WHAT YOU HAVE TO DO |
Write out the entries below once more, exactly.

LISTING |
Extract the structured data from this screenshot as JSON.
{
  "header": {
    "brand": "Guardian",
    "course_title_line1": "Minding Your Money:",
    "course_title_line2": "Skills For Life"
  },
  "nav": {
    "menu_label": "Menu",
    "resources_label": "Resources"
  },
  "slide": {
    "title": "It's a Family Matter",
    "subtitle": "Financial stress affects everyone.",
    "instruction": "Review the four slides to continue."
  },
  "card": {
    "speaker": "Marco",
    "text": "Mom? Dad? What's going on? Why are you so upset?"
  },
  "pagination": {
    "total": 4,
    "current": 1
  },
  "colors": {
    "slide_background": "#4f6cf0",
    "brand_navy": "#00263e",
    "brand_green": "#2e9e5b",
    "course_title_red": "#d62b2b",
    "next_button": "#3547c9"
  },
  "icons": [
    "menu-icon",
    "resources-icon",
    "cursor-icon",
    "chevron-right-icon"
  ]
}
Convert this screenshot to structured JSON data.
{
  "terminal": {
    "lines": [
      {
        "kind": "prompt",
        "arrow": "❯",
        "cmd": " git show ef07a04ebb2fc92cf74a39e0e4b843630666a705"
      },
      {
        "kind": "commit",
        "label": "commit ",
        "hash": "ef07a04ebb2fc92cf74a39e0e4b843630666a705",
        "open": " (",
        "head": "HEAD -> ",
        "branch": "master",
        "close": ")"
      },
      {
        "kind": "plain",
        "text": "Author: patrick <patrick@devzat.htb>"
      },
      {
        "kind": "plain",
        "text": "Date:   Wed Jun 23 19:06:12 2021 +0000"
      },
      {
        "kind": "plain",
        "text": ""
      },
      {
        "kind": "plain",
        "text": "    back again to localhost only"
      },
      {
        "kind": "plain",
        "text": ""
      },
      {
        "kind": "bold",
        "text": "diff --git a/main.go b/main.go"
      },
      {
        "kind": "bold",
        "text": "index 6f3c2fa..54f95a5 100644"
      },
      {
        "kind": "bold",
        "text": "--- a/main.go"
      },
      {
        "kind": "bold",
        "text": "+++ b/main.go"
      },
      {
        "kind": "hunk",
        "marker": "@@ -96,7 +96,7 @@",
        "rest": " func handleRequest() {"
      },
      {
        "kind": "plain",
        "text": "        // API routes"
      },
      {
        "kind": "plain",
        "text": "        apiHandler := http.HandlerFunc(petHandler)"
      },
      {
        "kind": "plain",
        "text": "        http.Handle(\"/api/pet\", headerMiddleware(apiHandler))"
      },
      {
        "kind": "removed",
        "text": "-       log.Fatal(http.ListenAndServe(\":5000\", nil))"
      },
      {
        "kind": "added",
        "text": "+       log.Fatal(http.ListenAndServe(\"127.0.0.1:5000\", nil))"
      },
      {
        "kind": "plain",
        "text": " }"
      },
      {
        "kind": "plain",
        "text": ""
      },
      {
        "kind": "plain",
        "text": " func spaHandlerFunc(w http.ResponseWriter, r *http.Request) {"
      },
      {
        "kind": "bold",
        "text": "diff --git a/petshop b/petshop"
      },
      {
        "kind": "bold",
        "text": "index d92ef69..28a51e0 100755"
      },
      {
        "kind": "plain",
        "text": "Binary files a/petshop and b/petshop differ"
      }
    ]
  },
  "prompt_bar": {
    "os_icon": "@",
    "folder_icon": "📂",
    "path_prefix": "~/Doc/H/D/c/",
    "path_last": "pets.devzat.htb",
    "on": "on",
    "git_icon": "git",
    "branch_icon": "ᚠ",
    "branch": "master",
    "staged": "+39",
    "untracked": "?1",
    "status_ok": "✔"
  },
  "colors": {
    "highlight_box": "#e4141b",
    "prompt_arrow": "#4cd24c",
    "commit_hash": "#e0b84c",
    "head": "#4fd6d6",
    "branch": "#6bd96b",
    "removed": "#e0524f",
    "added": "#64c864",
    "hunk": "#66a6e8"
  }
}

EXERCISE OUTPUT |
Extract the structured data from this screenshot as JSON.
{
  "header": {
    "brand": "Guardian",
    "course_title_line1": "Minding Your Money:",
    "course_title_line2": "Skills For Life"
  },
  "nav": {
    "menu_label": "Menu",
    "resources_label": "Resources"
  },
  "slide": {
    "title": "It's a Family Matter",
    "subtitle": "Financial stress affects everyone.",
    "instruction": "Review the four slides to continue."
  },
  "card": {
    "speaker": "Marco",
    "text": "Mom? Dad? What's going on? Why are you so upset?"
  },
  "pagination": {
    "total": 4,
    "current": 1
  },
  "colors": {
    "slide_background": "#4f6cf0",
    "brand_navy": "#00263e",
    "brand_green": "#2e9e5b",
    "course_title_red": "#d62b2b",
    "next_button": "#3547c9"
  },
  "icons": [
    "menu-icon",
    "resources-icon",
    "cursor-icon",
    "chevron-right-icon"
  ]
}
Convert this screenshot to structured JSON data.
{
  "terminal": {
    "lines": [
      {
        "kind": "prompt",
        "arrow": "❯",
        "cmd": " git show ef07a04ebb2fc92cf74a39e0e4b843630666a705"
      },
      {
        "kind": "commit",
        "label": "commit ",
        "hash": "ef07a04ebb2fc92cf74a39e0e4b843630666a705",
        "open": " (",
        "head": "HEAD -> ",
        "branch": "master",
        "close": ")"
      },
      {
        "kind": "plain",
        "text": "Author: patrick <patrick@devzat.htb>"
      },
      {
        "kind": "plain",
        "text": "Date:   Wed Jun 23 19:06:12 2021 +0000"
      },
      {
        "kind": "plain",
        "text": ""
      },
      {
        "kind": "plain",
        "text": "    back again to localhost only"
      },
      {
        "kind": "plain",
        "text": ""
      },
      {
        "kind": "bold",
        "text": "diff --git a/main.go b/main.go"
      },
      {
        "kind": "bold",
        "text": "index 6f3c2fa..54f95a5 100644"
      },
      {
        "kind": "bold",
        "text": "--- a/main.go"
      },
      {
        "kind": "bold",
        "text": "+++ b/main.go"
      },
      {
        "kind": "hunk",
        "marker": "@@ -96,7 +96,7 @@",
        "rest": " func handleRequest() {"
      },
      {
        "kind": "plain",
        "text": "        // API routes"
      },
      {
        "kind": "plain",
        "text": "        apiHandler := http.HandlerFunc(petHandler)"
      },
      {
        "kind": "plain",
        "text": "        http.Handle(\"/api/pet\", headerMiddleware(apiHandler))"
      },
      {
        "kind": "removed",
        "text": "-       log.Fatal(http.ListenAndServe(\":5000\", nil))"
      },
      {
        "kind": "added",
        "text": "+       log.Fatal(http.ListenAndServe(\"127.0.0.1:5000\", nil))"
      },
      {
        "kind": "plain",
        "text": " }"
      },
      {
        "kind": "plain",
        "text": ""
      },
      {
        "kind": "plain",
        "text": " func spaHandlerFunc(w http.ResponseWriter, r *http.Request) {"
      },
      {
        "kind": "bold",
        "text": "diff --git a/petshop b/petshop"
      },
      {
        "kind": "bold",
        "text": "index d92ef69..28a51e0 100755"
      },
      {
        "kind": "plain",
        "text": "Binary files a/petshop and b/petshop differ"
      }
    ]
  },
  "prompt_bar": {
    "os_icon": "@",
    "folder_icon": "📂",
    "path_prefix": "~/Doc/H/D/c/",
    "path_last": "pets.devzat.htb",
    "on": "on",
    "git_icon": "git",
    "branch_icon": "ᚠ",
    "branch": "master",
    "staged": "+39",
    "untracked": "?1",
    "status_ok": "✔"
  },
  "colors": {
    "highlight_box": "#e4141b",
    "prompt_arrow": "#4cd24c",
    "commit_hash": "#e0b84c",
    "head": "#4fd6d6",
    "branch": "#6bd96b",
    "removed": "#e0524f",
    "added": "#64c864",
    "hunk": "#66a6e8"
  }
}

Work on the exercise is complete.